• WHAT NEEDS TO BE DONE: Lift out all lines below that contain "Network".

(Source data)
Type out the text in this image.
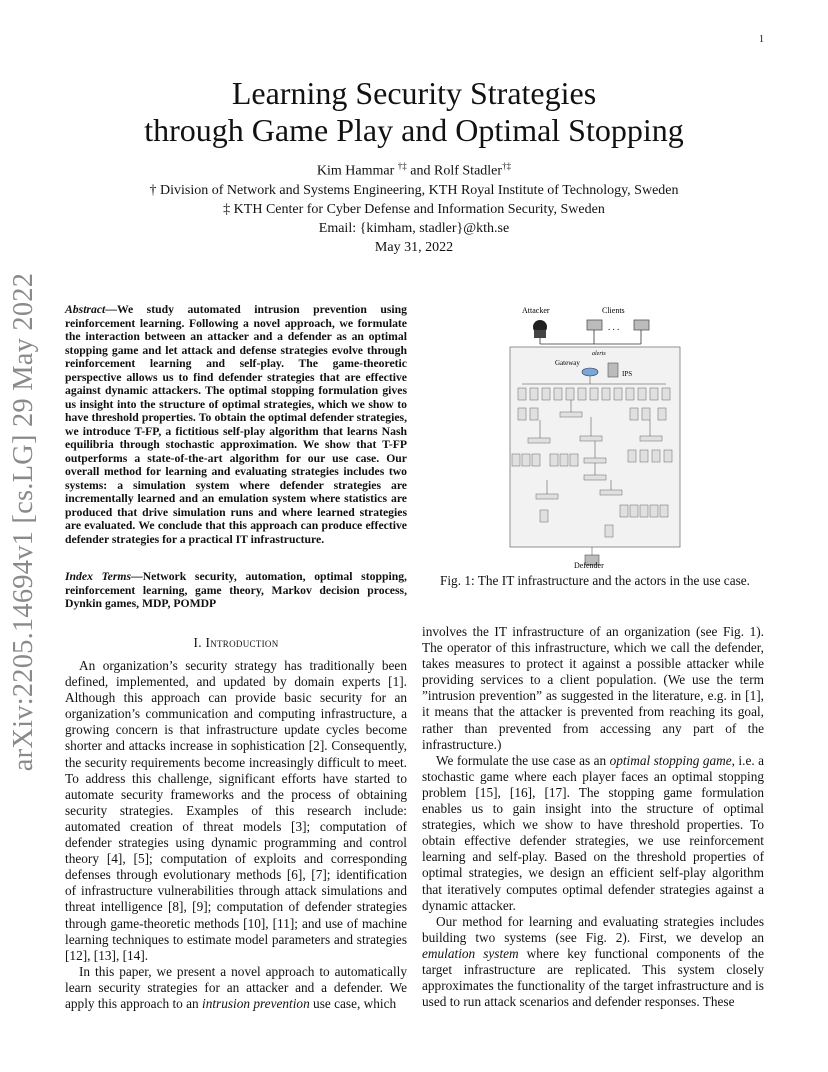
1
arXiv:2205.14694v1 [cs.LG] 29 May 2022
Learning Security Strategies
through Game Play and Optimal Stopping
Kim Hammar †‡ and Rolf Stadler†‡
† Division of Network and Systems Engineering, KTH Royal Institute of Technology, Sweden
‡ KTH Center for Cyber Defense and Information Security, Sweden
Email: {kimham, stadler}@kth.se
May 31, 2022
Abstract—We study automated intrusion prevention using reinforcement learning. Following a novel approach, we formulate the interaction between an attacker and a defender as an optimal stopping game and let attack and defense strategies evolve through reinforcement learning and self-play. The game-theoretic perspective allows us to find defender strategies that are effective against dynamic attackers. The optimal stopping formulation gives us insight into the structure of optimal strategies, which we show to have threshold properties. To obtain the optimal defender strategies, we introduce T-FP, a fictitious self-play algorithm that learns Nash equilibria through stochastic approximation. We show that T-FP outperforms a state-of-the-art algorithm for our use case. Our overall method for learning and evaluating strategies includes two systems: a simulation system where defender strategies are incrementally learned and an emulation system where statistics are produced that drive simulation runs and where learned strategies are evaluated. We conclude that this approach can produce effective defender strategies for a practical IT infrastructure.
Index Terms—Network security, automation, optimal stopping, reinforcement learning, game theory, Markov decision process, Dynkin games, MDP, POMDP
I. Introduction

An organization’s security strategy has traditionally been defined, implemented, and updated by domain experts [1]. Although this approach can provide basic security for an organization’s communication and computing infrastructure, a growing concern is that infrastructure update cycles become shorter and attacks increase in sophistication [2]. Consequently, the security requirements become increasingly difficult to meet. To address this challenge, significant efforts have started to automate security frameworks and the process of obtaining security strategies. Examples of this research include: automated creation of threat models [3]; computation of defender strategies using dynamic programming and control theory [4], [5]; computation of exploits and corresponding defenses through evolutionary methods [6], [7]; identification of infrastructure vulnerabilities through attack simulations and threat intelligence [8], [9]; computation of defender strategies through game-theoretic methods [10], [11]; and use of machine learning techniques to estimate model parameters and strategies [12], [13], [14].

In this paper, we present a novel approach to automatically learn security strategies for an attacker and a defender. We apply this approach to an intrusion prevention use case, which

Attacker	Clients
. . .
alerts
Gateway
IPS
Defender
Fig. 1: The IT infrastructure and the actors in the use case.

involves the IT infrastructure of an organization (see Fig. 1). The operator of this infrastructure, which we call the defender, takes measures to protect it against a possible attacker while providing services to a client population. (We use the term ”intrusion prevention” as suggested in the literature, e.g. in [1], it means that the attacker is prevented from reaching its goal, rather than prevented from accessing any part of the infrastructure.)

We formulate the use case as an optimal stopping game, i.e. a stochastic game where each player faces an optimal stopping problem [15], [16], [17]. The stopping game formulation enables us to gain insight into the structure of optimal strategies, which we show to have threshold properties. To obtain effective defender strategies, we use reinforcement learning and self-play. Based on the threshold properties of optimal strategies, we design an efficient self-play algorithm that iteratively computes optimal defender strategies against a dynamic attacker.

Our method for learning and evaluating strategies includes building two systems (see Fig. 2). First, we develop an emulation system where key functional components of the target infrastructure are replicated. This system closely approximates the functionality of the target infrastructure and is used to run attack scenarios and defender responses. These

• TASK RESULT:
† Division of Network and Systems Engineering, KTH Royal Institute of Technology, Sweden
Index Terms—Network security, automation, optimal stopping, reinforcement learning, game theory, Markov decision process, Dynkin games, MDP, POMDP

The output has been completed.